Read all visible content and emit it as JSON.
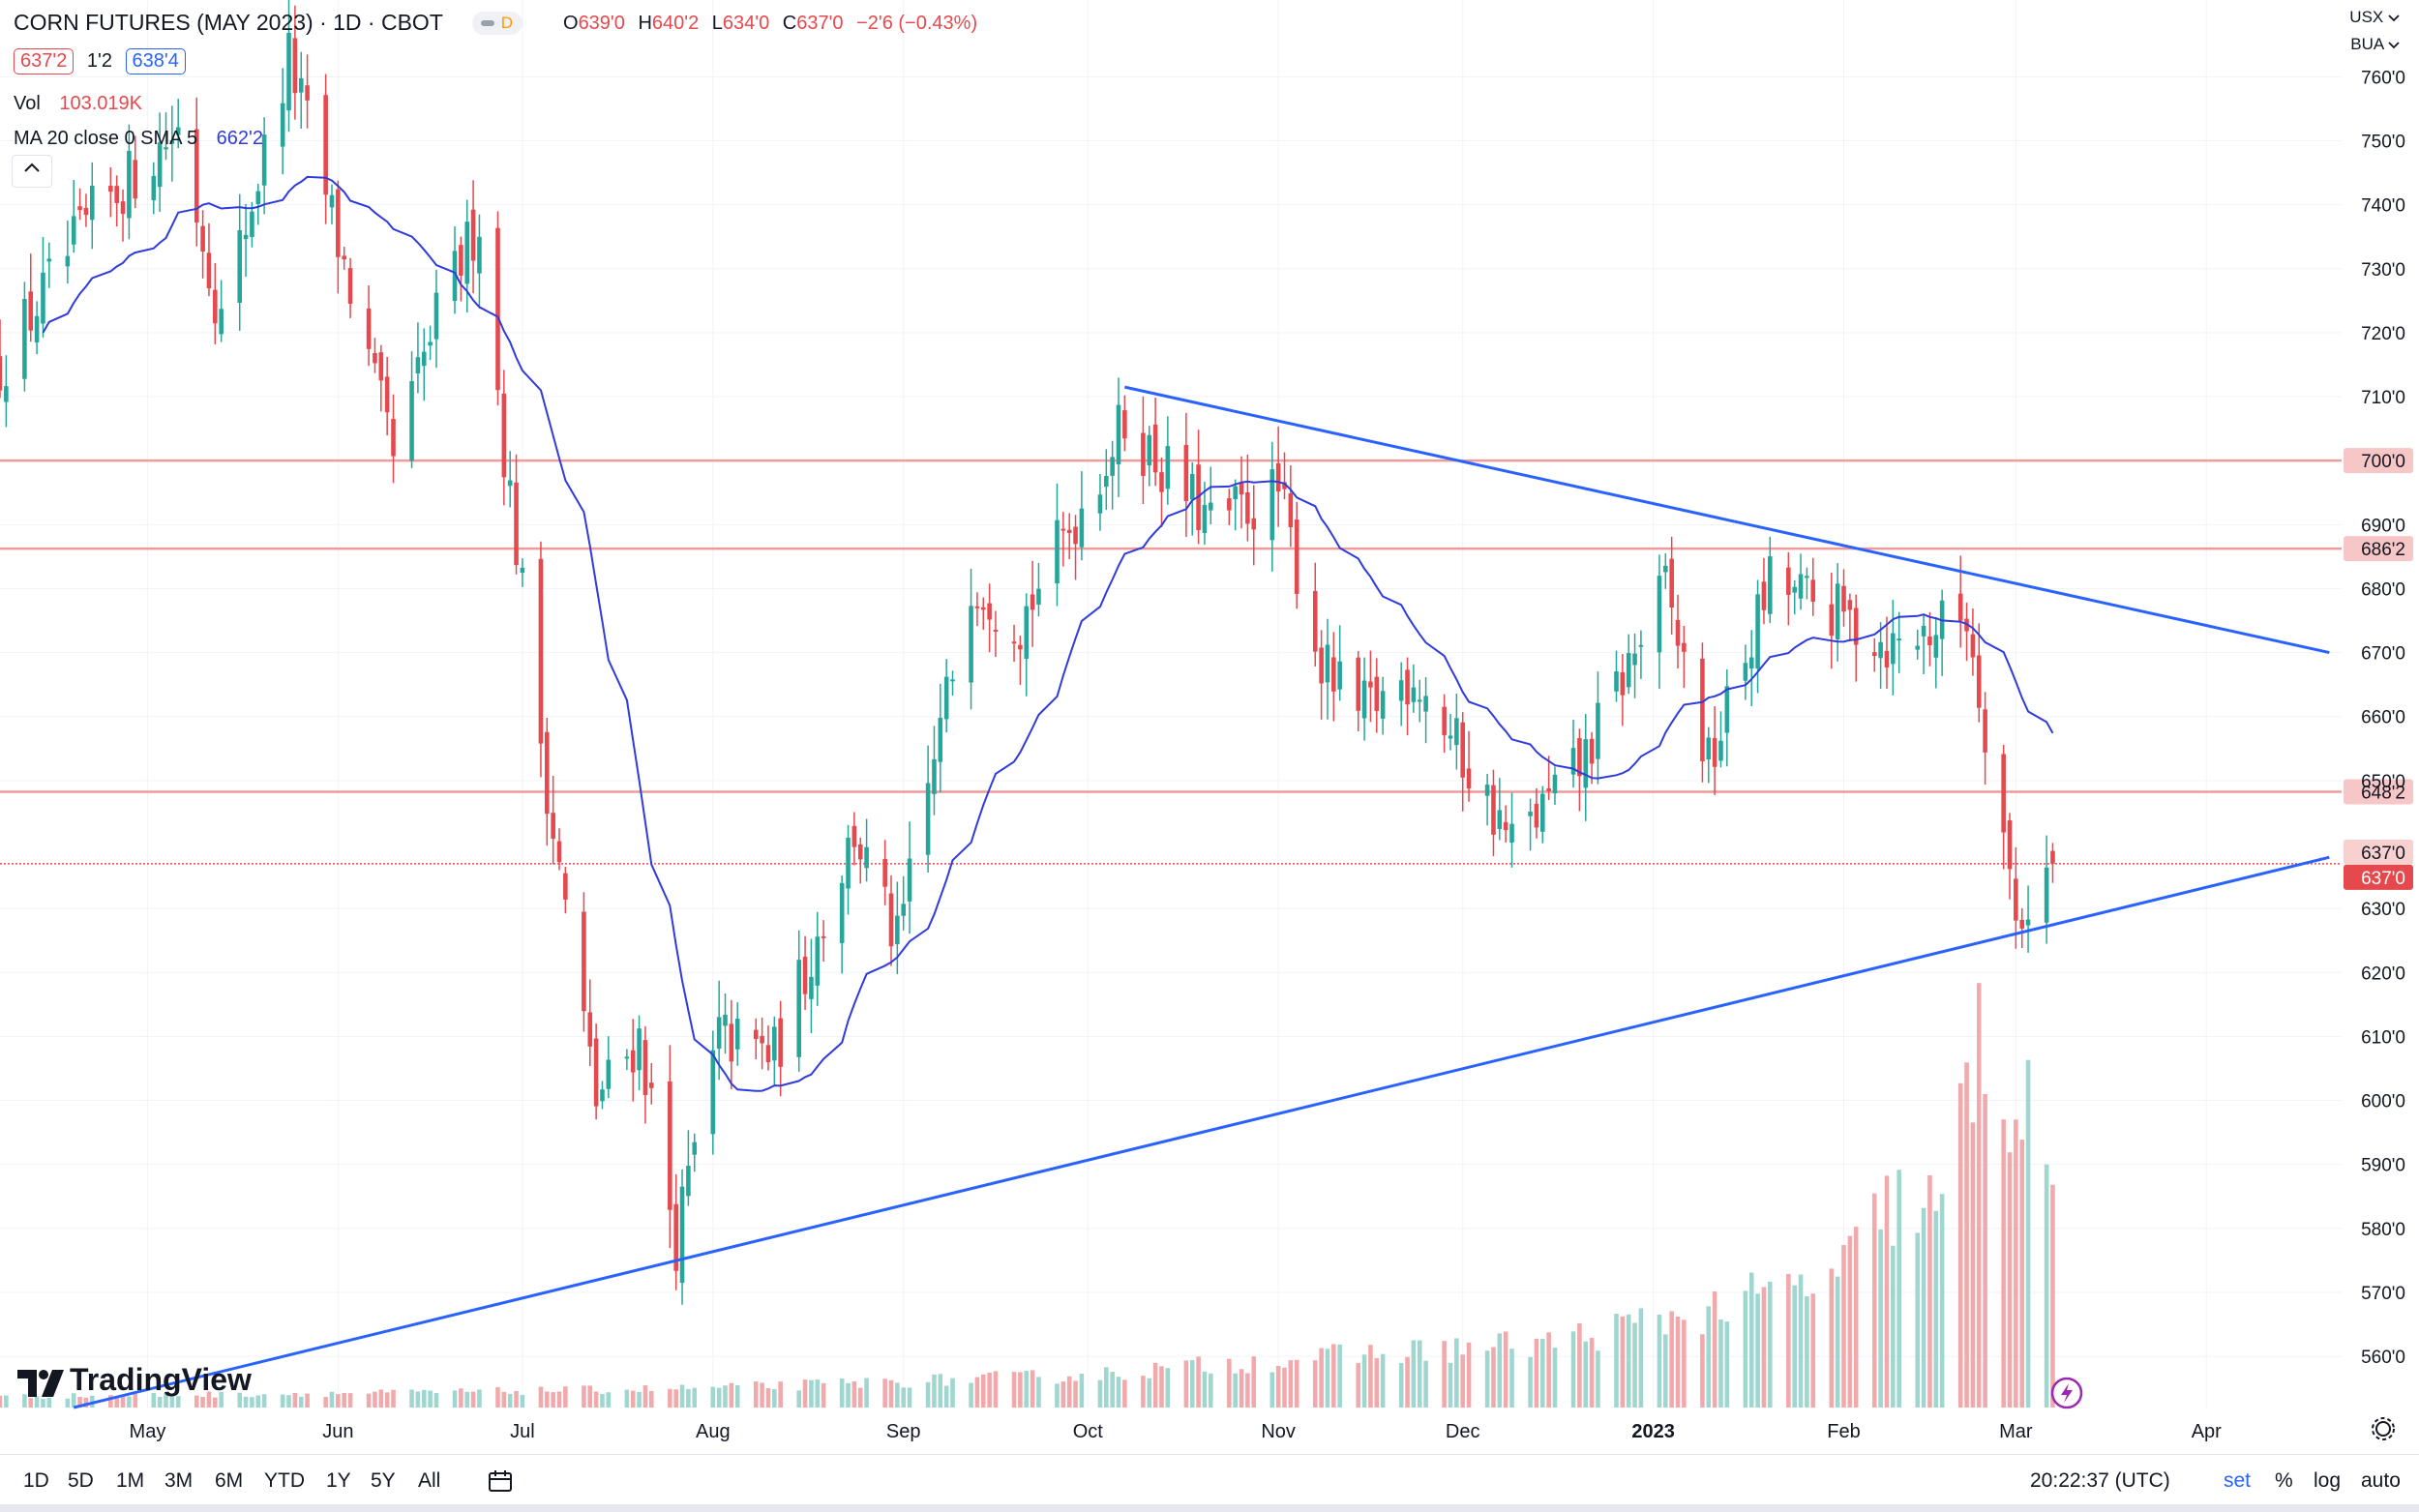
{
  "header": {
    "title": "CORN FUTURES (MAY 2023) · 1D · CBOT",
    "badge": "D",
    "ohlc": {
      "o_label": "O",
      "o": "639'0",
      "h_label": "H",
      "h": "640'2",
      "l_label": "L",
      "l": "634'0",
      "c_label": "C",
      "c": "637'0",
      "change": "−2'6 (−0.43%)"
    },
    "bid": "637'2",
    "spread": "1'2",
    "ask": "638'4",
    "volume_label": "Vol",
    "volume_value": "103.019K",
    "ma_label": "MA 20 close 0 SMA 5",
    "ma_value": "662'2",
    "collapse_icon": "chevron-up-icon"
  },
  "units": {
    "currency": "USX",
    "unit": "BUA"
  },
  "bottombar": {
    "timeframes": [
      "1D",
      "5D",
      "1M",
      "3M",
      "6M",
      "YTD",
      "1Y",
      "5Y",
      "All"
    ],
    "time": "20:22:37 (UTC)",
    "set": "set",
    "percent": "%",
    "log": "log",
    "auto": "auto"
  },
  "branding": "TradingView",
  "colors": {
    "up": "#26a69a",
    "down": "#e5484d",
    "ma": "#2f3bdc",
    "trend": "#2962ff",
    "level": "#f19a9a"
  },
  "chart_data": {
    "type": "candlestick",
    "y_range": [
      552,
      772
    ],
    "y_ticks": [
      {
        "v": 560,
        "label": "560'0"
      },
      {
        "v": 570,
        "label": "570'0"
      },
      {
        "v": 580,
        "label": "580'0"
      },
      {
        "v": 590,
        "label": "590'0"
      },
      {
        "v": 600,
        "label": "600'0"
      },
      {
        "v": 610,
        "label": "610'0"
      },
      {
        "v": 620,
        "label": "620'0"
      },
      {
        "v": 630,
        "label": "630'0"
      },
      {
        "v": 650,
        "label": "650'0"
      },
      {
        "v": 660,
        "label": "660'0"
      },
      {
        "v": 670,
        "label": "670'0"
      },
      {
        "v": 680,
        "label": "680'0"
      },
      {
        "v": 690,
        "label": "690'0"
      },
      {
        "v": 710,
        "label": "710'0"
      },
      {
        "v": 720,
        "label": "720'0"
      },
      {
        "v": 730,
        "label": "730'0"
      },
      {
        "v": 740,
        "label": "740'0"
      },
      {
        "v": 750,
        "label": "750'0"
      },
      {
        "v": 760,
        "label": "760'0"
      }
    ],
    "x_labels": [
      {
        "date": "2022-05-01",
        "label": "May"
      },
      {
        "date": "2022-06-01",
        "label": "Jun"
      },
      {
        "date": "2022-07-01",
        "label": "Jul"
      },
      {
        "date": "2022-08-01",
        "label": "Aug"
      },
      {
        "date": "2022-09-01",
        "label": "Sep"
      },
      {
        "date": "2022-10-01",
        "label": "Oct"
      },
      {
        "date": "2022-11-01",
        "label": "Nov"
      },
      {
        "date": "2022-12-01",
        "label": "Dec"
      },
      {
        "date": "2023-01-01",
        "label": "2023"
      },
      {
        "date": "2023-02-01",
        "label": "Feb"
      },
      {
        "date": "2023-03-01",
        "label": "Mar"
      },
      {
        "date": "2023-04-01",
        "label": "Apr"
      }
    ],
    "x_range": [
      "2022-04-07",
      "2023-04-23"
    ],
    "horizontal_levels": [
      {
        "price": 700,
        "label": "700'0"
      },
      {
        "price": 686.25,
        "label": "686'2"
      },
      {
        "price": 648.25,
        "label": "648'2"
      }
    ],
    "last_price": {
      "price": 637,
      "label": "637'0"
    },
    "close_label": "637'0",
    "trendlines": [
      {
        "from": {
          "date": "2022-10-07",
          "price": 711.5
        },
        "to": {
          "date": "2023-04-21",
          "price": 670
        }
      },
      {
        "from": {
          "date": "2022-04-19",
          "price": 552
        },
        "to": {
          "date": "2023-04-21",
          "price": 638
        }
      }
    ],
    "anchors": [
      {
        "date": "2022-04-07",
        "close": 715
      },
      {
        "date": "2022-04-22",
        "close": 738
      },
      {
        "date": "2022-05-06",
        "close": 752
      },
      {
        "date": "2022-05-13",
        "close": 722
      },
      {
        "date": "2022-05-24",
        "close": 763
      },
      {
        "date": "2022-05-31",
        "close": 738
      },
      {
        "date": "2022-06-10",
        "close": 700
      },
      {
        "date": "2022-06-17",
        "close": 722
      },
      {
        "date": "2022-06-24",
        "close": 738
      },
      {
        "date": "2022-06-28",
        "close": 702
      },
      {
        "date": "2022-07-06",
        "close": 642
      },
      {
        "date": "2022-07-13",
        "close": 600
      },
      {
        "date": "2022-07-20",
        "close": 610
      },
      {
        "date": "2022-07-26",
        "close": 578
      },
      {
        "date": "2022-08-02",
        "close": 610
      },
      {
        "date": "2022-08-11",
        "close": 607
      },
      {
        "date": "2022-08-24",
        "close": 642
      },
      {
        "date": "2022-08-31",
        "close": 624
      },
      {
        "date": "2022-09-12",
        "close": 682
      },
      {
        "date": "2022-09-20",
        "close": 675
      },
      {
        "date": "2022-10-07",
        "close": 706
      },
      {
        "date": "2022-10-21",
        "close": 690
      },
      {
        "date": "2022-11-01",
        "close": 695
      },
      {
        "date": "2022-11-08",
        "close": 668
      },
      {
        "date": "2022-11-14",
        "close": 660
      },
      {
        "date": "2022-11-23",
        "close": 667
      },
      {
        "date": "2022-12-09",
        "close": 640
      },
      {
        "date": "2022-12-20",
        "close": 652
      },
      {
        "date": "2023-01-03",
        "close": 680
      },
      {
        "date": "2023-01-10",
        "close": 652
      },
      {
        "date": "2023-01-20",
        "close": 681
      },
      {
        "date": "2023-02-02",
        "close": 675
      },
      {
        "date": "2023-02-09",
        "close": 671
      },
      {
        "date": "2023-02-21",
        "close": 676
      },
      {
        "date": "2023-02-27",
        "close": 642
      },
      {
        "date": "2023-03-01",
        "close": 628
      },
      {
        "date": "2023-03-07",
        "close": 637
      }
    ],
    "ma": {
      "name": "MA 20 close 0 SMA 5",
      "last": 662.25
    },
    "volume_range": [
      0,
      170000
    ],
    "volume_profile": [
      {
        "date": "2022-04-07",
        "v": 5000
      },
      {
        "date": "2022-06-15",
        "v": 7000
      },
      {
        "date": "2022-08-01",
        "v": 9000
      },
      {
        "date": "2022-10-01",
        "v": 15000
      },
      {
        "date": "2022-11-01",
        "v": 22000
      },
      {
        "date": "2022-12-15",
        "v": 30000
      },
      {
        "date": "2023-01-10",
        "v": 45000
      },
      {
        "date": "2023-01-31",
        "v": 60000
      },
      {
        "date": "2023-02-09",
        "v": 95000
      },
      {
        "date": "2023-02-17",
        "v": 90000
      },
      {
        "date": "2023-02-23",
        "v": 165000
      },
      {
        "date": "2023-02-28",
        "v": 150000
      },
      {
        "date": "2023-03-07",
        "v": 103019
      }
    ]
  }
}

◆ **DO THIS**:
Reproduce each entry precisely. Leave the pictures out.

◆ **RESPONSE TO THE EXERCISE**:
Read all visible content and emit it as JSON.
{
  "header": {
    "title": "CORN FUTURES (MAY 2023) · 1D · CBOT",
    "badge": "D",
    "ohlc": {
      "o_label": "O",
      "o": "639'0",
      "h_label": "H",
      "h": "640'2",
      "l_label": "L",
      "l": "634'0",
      "c_label": "C",
      "c": "637'0",
      "change": "−2'6 (−0.43%)"
    },
    "bid": "637'2",
    "spread": "1'2",
    "ask": "638'4",
    "volume_label": "Vol",
    "volume_value": "103.019K",
    "ma_label": "MA 20 close 0 SMA 5",
    "ma_value": "662'2",
    "collapse_icon": "chevron-up-icon"
  },
  "units": {
    "currency": "USX",
    "unit": "BUA"
  },
  "bottombar": {
    "timeframes": [
      "1D",
      "5D",
      "1M",
      "3M",
      "6M",
      "YTD",
      "1Y",
      "5Y",
      "All"
    ],
    "time": "20:22:37 (UTC)",
    "set": "set",
    "percent": "%",
    "log": "log",
    "auto": "auto"
  },
  "branding": "TradingView",
  "colors": {
    "up": "#26a69a",
    "down": "#e5484d",
    "ma": "#2f3bdc",
    "trend": "#2962ff",
    "level": "#f19a9a"
  },
  "chart_data": {
    "type": "candlestick",
    "y_range": [
      552,
      772
    ],
    "y_ticks": [
      {
        "v": 560,
        "label": "560'0"
      },
      {
        "v": 570,
        "label": "570'0"
      },
      {
        "v": 580,
        "label": "580'0"
      },
      {
        "v": 590,
        "label": "590'0"
      },
      {
        "v": 600,
        "label": "600'0"
      },
      {
        "v": 610,
        "label": "610'0"
      },
      {
        "v": 620,
        "label": "620'0"
      },
      {
        "v": 630,
        "label": "630'0"
      },
      {
        "v": 650,
        "label": "650'0"
      },
      {
        "v": 660,
        "label": "660'0"
      },
      {
        "v": 670,
        "label": "670'0"
      },
      {
        "v": 680,
        "label": "680'0"
      },
      {
        "v": 690,
        "label": "690'0"
      },
      {
        "v": 710,
        "label": "710'0"
      },
      {
        "v": 720,
        "label": "720'0"
      },
      {
        "v": 730,
        "label": "730'0"
      },
      {
        "v": 740,
        "label": "740'0"
      },
      {
        "v": 750,
        "label": "750'0"
      },
      {
        "v": 760,
        "label": "760'0"
      }
    ],
    "x_labels": [
      {
        "date": "2022-05-01",
        "label": "May"
      },
      {
        "date": "2022-06-01",
        "label": "Jun"
      },
      {
        "date": "2022-07-01",
        "label": "Jul"
      },
      {
        "date": "2022-08-01",
        "label": "Aug"
      },
      {
        "date": "2022-09-01",
        "label": "Sep"
      },
      {
        "date": "2022-10-01",
        "label": "Oct"
      },
      {
        "date": "2022-11-01",
        "label": "Nov"
      },
      {
        "date": "2022-12-01",
        "label": "Dec"
      },
      {
        "date": "2023-01-01",
        "label": "2023"
      },
      {
        "date": "2023-02-01",
        "label": "Feb"
      },
      {
        "date": "2023-03-01",
        "label": "Mar"
      },
      {
        "date": "2023-04-01",
        "label": "Apr"
      }
    ],
    "x_range": [
      "2022-04-07",
      "2023-04-23"
    ],
    "horizontal_levels": [
      {
        "price": 700,
        "label": "700'0"
      },
      {
        "price": 686.25,
        "label": "686'2"
      },
      {
        "price": 648.25,
        "label": "648'2"
      }
    ],
    "last_price": {
      "price": 637,
      "label": "637'0"
    },
    "close_label": "637'0",
    "trendlines": [
      {
        "from": {
          "date": "2022-10-07",
          "price": 711.5
        },
        "to": {
          "date": "2023-04-21",
          "price": 670
        }
      },
      {
        "from": {
          "date": "2022-04-19",
          "price": 552
        },
        "to": {
          "date": "2023-04-21",
          "price": 638
        }
      }
    ],
    "anchors": [
      {
        "date": "2022-04-07",
        "close": 715
      },
      {
        "date": "2022-04-22",
        "close": 738
      },
      {
        "date": "2022-05-06",
        "close": 752
      },
      {
        "date": "2022-05-13",
        "close": 722
      },
      {
        "date": "2022-05-24",
        "close": 763
      },
      {
        "date": "2022-05-31",
        "close": 738
      },
      {
        "date": "2022-06-10",
        "close": 700
      },
      {
        "date": "2022-06-17",
        "close": 722
      },
      {
        "date": "2022-06-24",
        "close": 738
      },
      {
        "date": "2022-06-28",
        "close": 702
      },
      {
        "date": "2022-07-06",
        "close": 642
      },
      {
        "date": "2022-07-13",
        "close": 600
      },
      {
        "date": "2022-07-20",
        "close": 610
      },
      {
        "date": "2022-07-26",
        "close": 578
      },
      {
        "date": "2022-08-02",
        "close": 610
      },
      {
        "date": "2022-08-11",
        "close": 607
      },
      {
        "date": "2022-08-24",
        "close": 642
      },
      {
        "date": "2022-08-31",
        "close": 624
      },
      {
        "date": "2022-09-12",
        "close": 682
      },
      {
        "date": "2022-09-20",
        "close": 675
      },
      {
        "date": "2022-10-07",
        "close": 706
      },
      {
        "date": "2022-10-21",
        "close": 690
      },
      {
        "date": "2022-11-01",
        "close": 695
      },
      {
        "date": "2022-11-08",
        "close": 668
      },
      {
        "date": "2022-11-14",
        "close": 660
      },
      {
        "date": "2022-11-23",
        "close": 667
      },
      {
        "date": "2022-12-09",
        "close": 640
      },
      {
        "date": "2022-12-20",
        "close": 652
      },
      {
        "date": "2023-01-03",
        "close": 680
      },
      {
        "date": "2023-01-10",
        "close": 652
      },
      {
        "date": "2023-01-20",
        "close": 681
      },
      {
        "date": "2023-02-02",
        "close": 675
      },
      {
        "date": "2023-02-09",
        "close": 671
      },
      {
        "date": "2023-02-21",
        "close": 676
      },
      {
        "date": "2023-02-27",
        "close": 642
      },
      {
        "date": "2023-03-01",
        "close": 628
      },
      {
        "date": "2023-03-07",
        "close": 637
      }
    ],
    "ma": {
      "name": "MA 20 close 0 SMA 5",
      "last": 662.25
    },
    "volume_range": [
      0,
      170000
    ],
    "volume_profile": [
      {
        "date": "2022-04-07",
        "v": 5000
      },
      {
        "date": "2022-06-15",
        "v": 7000
      },
      {
        "date": "2022-08-01",
        "v": 9000
      },
      {
        "date": "2022-10-01",
        "v": 15000
      },
      {
        "date": "2022-11-01",
        "v": 22000
      },
      {
        "date": "2022-12-15",
        "v": 30000
      },
      {
        "date": "2023-01-10",
        "v": 45000
      },
      {
        "date": "2023-01-31",
        "v": 60000
      },
      {
        "date": "2023-02-09",
        "v": 95000
      },
      {
        "date": "2023-02-17",
        "v": 90000
      },
      {
        "date": "2023-02-23",
        "v": 165000
      },
      {
        "date": "2023-02-28",
        "v": 150000
      },
      {
        "date": "2023-03-07",
        "v": 103019
      }
    ]
  }
}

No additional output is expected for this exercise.